# start of Stored data

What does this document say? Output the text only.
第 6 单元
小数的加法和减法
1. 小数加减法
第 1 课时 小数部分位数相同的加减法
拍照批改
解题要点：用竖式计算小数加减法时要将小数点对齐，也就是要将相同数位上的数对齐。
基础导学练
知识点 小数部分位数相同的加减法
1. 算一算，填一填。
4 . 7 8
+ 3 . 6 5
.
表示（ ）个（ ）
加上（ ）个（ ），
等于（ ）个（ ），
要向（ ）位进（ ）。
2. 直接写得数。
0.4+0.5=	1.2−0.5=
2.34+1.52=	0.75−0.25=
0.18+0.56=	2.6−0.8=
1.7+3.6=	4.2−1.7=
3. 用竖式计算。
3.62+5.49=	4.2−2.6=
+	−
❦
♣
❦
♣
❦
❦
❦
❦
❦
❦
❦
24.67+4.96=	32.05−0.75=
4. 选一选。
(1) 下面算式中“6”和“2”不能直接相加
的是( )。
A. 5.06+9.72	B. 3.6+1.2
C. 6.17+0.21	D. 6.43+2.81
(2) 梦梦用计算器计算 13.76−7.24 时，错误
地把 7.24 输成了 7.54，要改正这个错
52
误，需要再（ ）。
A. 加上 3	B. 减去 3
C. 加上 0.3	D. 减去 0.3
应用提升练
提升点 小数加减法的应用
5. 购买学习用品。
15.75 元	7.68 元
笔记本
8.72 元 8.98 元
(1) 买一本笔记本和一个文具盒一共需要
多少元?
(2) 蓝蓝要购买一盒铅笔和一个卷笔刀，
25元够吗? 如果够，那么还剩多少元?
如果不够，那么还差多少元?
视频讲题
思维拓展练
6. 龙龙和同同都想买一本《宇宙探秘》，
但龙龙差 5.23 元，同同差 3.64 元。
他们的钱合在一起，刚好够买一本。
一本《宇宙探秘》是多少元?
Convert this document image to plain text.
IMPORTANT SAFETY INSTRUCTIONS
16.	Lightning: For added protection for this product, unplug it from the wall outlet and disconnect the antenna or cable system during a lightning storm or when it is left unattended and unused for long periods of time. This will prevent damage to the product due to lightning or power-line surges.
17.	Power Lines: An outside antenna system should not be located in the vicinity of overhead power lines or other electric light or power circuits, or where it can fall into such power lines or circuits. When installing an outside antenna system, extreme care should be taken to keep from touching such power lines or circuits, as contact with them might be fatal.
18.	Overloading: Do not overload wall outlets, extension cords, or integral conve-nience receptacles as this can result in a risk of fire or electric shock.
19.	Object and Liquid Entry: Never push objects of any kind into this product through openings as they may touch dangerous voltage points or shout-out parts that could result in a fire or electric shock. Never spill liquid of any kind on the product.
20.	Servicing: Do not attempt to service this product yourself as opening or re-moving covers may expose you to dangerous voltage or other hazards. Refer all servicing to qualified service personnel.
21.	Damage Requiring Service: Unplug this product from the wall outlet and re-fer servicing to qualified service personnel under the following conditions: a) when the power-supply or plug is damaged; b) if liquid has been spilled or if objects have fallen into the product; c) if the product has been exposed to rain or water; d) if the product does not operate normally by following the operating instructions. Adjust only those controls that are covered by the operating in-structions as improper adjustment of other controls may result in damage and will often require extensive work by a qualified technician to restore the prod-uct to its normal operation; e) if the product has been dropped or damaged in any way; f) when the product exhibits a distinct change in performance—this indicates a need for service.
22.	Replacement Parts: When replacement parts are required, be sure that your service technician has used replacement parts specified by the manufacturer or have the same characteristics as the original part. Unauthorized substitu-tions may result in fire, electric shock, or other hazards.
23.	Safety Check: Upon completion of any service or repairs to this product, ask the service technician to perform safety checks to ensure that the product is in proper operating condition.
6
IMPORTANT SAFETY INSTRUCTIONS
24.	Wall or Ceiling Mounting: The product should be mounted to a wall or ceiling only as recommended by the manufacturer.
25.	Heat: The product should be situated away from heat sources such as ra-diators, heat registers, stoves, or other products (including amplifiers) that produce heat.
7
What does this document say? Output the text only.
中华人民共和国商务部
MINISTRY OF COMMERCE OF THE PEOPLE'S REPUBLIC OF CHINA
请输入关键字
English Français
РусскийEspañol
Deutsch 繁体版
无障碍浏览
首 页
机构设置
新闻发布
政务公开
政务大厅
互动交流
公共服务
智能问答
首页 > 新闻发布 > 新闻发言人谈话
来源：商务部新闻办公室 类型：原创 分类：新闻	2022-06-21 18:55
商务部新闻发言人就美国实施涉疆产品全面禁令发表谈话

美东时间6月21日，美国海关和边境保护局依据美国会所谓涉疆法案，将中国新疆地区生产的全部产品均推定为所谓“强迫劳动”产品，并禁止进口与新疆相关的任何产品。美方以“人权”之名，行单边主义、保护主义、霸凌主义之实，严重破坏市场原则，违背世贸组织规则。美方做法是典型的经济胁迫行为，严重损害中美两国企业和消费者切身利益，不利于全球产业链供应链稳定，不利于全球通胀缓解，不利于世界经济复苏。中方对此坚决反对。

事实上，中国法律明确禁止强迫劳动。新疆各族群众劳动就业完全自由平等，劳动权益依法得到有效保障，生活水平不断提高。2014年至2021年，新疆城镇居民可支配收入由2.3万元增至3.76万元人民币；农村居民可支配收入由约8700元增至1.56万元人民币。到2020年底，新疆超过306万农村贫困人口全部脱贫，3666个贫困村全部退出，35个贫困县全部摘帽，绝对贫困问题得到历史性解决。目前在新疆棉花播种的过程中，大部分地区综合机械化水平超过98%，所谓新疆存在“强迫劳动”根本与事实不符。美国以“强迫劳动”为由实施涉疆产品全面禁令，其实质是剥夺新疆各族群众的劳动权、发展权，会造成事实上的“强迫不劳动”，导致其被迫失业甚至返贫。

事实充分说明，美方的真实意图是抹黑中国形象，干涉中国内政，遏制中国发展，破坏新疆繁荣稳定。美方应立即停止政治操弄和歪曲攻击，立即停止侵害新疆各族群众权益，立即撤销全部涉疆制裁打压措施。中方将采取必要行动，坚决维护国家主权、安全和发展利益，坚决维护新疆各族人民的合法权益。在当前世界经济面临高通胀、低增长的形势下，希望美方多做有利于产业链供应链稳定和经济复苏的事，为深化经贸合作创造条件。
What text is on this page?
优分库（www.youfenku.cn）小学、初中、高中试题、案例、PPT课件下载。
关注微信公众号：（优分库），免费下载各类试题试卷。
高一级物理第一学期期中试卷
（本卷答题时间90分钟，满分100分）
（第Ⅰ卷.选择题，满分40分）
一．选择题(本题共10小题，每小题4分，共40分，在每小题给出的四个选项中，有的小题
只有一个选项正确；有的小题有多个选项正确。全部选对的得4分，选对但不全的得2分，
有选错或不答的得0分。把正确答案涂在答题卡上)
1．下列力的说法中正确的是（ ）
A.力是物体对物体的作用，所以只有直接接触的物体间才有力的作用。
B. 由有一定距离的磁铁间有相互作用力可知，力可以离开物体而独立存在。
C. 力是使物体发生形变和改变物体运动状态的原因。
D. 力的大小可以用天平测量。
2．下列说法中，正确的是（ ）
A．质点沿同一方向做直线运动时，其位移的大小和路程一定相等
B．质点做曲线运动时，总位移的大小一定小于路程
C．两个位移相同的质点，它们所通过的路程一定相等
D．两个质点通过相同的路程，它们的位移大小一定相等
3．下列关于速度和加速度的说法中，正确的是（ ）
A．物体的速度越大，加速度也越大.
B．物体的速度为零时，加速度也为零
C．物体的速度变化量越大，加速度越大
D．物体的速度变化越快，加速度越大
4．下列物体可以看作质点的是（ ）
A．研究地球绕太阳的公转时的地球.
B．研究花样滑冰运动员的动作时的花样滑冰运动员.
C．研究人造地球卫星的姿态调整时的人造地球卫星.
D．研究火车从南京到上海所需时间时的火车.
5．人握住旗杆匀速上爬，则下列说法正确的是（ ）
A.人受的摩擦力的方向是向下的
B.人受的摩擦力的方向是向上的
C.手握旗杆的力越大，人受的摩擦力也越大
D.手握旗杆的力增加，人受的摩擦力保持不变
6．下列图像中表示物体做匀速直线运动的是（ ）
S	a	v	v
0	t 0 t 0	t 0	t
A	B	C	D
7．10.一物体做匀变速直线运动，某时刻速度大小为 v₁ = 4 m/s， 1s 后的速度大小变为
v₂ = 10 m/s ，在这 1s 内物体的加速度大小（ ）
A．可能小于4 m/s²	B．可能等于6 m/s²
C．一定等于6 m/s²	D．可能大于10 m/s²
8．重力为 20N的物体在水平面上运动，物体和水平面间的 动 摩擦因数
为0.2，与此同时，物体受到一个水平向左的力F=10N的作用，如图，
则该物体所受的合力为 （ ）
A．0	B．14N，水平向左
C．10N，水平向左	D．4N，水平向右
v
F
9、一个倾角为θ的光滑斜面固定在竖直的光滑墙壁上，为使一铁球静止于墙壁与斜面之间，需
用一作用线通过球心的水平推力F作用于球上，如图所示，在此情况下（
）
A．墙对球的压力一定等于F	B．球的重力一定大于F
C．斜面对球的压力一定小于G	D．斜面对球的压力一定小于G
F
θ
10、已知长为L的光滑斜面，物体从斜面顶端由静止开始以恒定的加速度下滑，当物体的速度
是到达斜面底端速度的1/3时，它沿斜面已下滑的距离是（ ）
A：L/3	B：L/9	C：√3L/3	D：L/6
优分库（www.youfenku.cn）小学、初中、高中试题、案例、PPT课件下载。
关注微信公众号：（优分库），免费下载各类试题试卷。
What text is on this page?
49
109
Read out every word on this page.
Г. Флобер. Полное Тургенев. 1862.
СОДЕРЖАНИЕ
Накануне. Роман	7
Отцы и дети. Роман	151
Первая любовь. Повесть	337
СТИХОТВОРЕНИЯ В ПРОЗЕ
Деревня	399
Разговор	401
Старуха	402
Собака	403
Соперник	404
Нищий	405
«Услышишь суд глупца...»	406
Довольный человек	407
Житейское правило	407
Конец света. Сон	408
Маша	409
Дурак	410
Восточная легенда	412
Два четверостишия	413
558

# end of Stored data

What needs to be done: Show every line from the entries above in which "other" appears.

Solution for this exercise:
17.	Power Lines: An outside antenna system should not be located in the vicinity of overhead power lines or other electric light or power circuits, or where it can fall into such power lines or circuits. When installing an outside antenna system, extreme care should be taken to keep from touching such power lines or circuits, as contact with them might be fatal.
20.	Servicing: Do not attempt to service this product yourself as opening or re-moving covers may expose you to dangerous voltage or other hazards. Refer all servicing to qualified service personnel.
21.	Damage Requiring Service: Unplug this product from the wall outlet and re-fer servicing to qualified service personnel under the following conditions: a) when the power-supply or plug is damaged; b) if liquid has been spilled or if objects have fallen into the product; c) if the product has been exposed to rain or water; d) if the product does not operate normally by following the operating instructions. Adjust only those controls that are covered by the operating in-structions as improper adjustment of other controls may result in damage and will often require extensive work by a qualified technician to restore the prod-uct to its normal operation; e) if the product has been dropped or damaged in any way; f) when the product exhibits a distinct change in performance—this indicates a need for service.
22.	Replacement Parts: When replacement parts are required, be sure that your service technician has used replacement parts specified by the manufacturer or have the same characteristics as the original part. Unauthorized substitu-tions may result in fire, electric shock, or other hazards.
25.	Heat: The product should be situated away from heat sources such as ra-diators, heat registers, stoves, or other products (including amplifiers) that produce heat.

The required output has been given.